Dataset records
#####
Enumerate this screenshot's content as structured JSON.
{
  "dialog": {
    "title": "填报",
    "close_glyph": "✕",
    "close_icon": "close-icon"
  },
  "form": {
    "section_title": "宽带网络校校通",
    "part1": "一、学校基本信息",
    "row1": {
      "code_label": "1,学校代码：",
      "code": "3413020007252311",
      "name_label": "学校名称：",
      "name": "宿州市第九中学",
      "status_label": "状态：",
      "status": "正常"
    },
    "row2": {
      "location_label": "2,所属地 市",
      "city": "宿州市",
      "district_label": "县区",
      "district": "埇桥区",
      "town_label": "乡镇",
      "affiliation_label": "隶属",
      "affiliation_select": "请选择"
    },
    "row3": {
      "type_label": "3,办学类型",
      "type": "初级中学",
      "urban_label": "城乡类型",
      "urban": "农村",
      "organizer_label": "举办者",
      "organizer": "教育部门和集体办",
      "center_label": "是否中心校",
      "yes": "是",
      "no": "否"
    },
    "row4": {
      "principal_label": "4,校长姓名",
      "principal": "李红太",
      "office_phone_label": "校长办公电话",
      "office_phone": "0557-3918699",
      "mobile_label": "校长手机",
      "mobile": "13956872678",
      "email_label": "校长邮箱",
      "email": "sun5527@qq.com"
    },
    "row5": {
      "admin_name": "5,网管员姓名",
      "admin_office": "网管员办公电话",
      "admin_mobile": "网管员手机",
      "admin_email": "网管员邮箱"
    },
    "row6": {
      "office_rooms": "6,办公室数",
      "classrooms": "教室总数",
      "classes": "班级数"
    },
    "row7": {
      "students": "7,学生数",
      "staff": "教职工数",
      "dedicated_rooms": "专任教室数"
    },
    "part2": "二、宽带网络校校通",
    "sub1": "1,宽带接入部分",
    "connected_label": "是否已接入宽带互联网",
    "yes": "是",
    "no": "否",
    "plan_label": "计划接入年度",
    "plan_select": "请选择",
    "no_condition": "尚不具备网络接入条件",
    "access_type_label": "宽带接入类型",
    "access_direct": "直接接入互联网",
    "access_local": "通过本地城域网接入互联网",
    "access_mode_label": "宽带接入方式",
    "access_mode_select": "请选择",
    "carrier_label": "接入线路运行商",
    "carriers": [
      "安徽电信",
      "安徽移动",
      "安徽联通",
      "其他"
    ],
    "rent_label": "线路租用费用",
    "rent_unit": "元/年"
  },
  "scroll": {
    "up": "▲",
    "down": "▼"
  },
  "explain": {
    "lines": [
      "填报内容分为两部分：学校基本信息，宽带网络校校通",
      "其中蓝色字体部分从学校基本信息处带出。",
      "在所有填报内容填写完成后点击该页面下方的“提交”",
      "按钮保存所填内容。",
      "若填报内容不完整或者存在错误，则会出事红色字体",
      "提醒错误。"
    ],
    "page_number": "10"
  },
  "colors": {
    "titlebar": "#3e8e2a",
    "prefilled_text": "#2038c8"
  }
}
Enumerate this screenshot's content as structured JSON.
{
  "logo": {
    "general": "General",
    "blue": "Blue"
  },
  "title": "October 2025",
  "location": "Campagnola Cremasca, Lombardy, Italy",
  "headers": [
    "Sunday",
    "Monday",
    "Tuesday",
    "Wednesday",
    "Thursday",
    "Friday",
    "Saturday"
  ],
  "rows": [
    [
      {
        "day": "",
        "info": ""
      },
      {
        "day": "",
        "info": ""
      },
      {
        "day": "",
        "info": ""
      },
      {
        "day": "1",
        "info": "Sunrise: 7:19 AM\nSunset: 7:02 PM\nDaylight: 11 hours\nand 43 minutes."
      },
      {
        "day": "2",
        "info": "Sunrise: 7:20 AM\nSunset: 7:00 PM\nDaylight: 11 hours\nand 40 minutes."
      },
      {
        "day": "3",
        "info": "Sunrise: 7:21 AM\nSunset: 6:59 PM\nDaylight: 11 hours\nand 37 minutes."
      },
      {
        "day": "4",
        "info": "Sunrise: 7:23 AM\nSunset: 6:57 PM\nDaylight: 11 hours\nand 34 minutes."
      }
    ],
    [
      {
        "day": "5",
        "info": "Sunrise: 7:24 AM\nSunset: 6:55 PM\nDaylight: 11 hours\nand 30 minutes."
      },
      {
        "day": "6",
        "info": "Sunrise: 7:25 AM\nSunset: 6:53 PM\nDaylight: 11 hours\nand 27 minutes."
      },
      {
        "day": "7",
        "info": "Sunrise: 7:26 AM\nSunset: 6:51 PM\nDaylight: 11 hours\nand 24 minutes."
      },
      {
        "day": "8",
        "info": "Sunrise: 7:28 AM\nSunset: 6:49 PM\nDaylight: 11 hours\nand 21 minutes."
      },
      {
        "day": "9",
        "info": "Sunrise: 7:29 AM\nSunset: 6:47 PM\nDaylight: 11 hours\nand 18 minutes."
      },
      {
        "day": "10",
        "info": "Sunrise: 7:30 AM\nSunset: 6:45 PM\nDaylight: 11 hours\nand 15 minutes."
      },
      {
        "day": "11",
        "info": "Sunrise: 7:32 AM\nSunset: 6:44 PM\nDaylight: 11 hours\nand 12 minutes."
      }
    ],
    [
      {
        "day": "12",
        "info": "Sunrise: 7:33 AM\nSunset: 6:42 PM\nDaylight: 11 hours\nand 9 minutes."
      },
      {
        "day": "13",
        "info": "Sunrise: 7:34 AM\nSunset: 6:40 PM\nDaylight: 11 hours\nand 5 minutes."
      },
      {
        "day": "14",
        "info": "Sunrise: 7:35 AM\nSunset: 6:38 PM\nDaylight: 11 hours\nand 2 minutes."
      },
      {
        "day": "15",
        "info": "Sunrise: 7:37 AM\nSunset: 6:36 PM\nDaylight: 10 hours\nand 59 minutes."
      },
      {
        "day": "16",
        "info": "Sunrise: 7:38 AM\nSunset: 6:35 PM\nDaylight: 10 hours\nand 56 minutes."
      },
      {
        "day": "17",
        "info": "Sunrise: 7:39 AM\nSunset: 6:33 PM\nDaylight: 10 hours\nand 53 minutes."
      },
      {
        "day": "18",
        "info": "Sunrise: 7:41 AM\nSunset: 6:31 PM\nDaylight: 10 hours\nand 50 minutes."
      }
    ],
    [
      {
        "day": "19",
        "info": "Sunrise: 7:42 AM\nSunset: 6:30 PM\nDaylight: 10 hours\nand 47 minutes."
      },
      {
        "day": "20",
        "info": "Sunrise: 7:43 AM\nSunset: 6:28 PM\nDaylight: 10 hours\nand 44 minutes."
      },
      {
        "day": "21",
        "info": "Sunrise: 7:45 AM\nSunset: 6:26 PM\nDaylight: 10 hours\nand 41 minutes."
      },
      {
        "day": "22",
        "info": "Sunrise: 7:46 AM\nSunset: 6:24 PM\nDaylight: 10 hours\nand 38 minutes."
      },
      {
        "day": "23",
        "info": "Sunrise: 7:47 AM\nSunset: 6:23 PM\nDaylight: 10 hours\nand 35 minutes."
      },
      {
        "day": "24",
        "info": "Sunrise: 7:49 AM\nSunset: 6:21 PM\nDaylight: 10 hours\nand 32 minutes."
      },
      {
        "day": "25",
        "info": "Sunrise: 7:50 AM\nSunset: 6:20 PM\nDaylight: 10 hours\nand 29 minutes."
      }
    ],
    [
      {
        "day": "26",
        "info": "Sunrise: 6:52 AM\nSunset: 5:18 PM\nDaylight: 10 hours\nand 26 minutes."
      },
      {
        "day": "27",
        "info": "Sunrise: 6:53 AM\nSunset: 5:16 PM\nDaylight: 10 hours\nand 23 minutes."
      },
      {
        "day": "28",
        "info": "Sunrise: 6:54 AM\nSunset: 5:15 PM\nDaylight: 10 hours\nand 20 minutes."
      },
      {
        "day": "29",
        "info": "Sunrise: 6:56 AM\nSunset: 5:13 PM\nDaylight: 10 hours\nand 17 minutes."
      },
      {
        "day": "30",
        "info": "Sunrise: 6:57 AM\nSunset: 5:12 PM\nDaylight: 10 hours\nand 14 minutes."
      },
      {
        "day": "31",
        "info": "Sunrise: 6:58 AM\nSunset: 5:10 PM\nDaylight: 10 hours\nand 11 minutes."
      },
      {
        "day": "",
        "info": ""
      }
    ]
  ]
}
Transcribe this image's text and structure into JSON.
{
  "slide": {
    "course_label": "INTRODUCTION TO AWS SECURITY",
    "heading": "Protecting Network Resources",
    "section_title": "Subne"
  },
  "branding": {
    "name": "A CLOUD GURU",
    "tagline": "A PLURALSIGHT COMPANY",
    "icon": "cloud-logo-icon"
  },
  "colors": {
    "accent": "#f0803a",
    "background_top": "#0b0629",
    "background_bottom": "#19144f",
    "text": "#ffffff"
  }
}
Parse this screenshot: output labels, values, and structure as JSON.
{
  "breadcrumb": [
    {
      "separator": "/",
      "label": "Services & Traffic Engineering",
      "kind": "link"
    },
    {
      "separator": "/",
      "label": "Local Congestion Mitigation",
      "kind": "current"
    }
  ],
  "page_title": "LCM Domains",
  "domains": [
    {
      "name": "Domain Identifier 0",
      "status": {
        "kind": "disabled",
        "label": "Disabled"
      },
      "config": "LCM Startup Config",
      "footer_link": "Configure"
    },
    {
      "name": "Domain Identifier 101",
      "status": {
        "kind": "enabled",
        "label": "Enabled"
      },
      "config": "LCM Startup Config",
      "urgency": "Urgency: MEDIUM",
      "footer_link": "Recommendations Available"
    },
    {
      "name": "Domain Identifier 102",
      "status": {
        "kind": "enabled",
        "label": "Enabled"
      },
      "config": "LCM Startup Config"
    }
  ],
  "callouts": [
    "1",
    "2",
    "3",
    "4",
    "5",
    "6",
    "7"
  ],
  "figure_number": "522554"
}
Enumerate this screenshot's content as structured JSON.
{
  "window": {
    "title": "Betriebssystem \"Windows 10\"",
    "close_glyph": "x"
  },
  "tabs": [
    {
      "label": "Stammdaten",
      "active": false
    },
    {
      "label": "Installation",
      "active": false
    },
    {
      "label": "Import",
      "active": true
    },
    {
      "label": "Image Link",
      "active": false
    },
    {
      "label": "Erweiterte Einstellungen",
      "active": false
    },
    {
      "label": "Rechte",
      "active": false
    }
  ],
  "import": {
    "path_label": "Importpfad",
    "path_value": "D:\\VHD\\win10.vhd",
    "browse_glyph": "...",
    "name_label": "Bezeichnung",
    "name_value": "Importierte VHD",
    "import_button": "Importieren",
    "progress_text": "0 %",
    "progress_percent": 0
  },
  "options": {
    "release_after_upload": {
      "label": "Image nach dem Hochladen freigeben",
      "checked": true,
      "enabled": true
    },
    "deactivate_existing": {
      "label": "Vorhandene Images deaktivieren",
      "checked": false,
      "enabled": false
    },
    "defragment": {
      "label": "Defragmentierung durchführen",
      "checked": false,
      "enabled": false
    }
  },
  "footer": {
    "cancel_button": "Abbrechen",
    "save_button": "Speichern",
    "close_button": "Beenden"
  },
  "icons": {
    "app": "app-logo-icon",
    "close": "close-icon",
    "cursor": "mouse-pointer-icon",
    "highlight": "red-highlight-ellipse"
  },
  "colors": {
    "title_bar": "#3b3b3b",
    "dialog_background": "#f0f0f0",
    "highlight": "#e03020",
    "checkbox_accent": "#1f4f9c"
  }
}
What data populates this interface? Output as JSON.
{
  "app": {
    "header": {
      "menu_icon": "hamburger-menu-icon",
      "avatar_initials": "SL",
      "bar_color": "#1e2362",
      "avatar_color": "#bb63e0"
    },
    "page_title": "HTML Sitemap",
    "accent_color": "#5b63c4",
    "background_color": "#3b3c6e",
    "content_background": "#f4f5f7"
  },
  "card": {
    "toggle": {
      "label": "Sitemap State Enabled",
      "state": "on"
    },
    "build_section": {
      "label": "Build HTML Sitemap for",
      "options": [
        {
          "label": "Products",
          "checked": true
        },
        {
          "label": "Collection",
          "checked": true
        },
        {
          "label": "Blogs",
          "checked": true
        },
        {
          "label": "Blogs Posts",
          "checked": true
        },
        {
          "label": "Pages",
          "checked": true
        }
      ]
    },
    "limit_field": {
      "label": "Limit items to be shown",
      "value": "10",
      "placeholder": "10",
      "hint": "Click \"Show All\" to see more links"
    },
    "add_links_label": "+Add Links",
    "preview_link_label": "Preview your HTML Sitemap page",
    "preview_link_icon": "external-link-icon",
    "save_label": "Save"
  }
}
#####
### What needs to be done
Set out exactly the run of lines that begins at the line holding "What data populates" and ends at the last line of the data.

### Solution
What data populates this interface? Output as JSON.
{
  "app": {
    "header": {
      "menu_icon": "hamburger-menu-icon",
      "avatar_initials": "SL",
      "bar_color": "#1e2362",
      "avatar_color": "#bb63e0"
    },
    "page_title": "HTML Sitemap",
    "accent_color": "#5b63c4",
    "background_color": "#3b3c6e",
    "content_background": "#f4f5f7"
  },
  "card": {
    "toggle": {
      "label": "Sitemap State Enabled",
      "state": "on"
    },
    "build_section": {
      "label": "Build HTML Sitemap for",
      "options": [
        {
          "label": "Products",
          "checked": true
        },
        {
          "label": "Collection",
          "checked": true
        },
        {
          "label": "Blogs",
          "checked": true
        },
        {
          "label": "Blogs Posts",
          "checked": true
        },
        {
          "label": "Pages",
          "checked": true
        }
      ]
    },
    "limit_field": {
      "label": "Limit items to be shown",
      "value": "10",
      "placeholder": "10",
      "hint": "Click \"Show All\" to see more links"
    },
    "add_links_label": "+Add Links",
    "preview_link_label": "Preview your HTML Sitemap page",
    "preview_link_icon": "external-link-icon",
    "save_label": "Save"
  }
}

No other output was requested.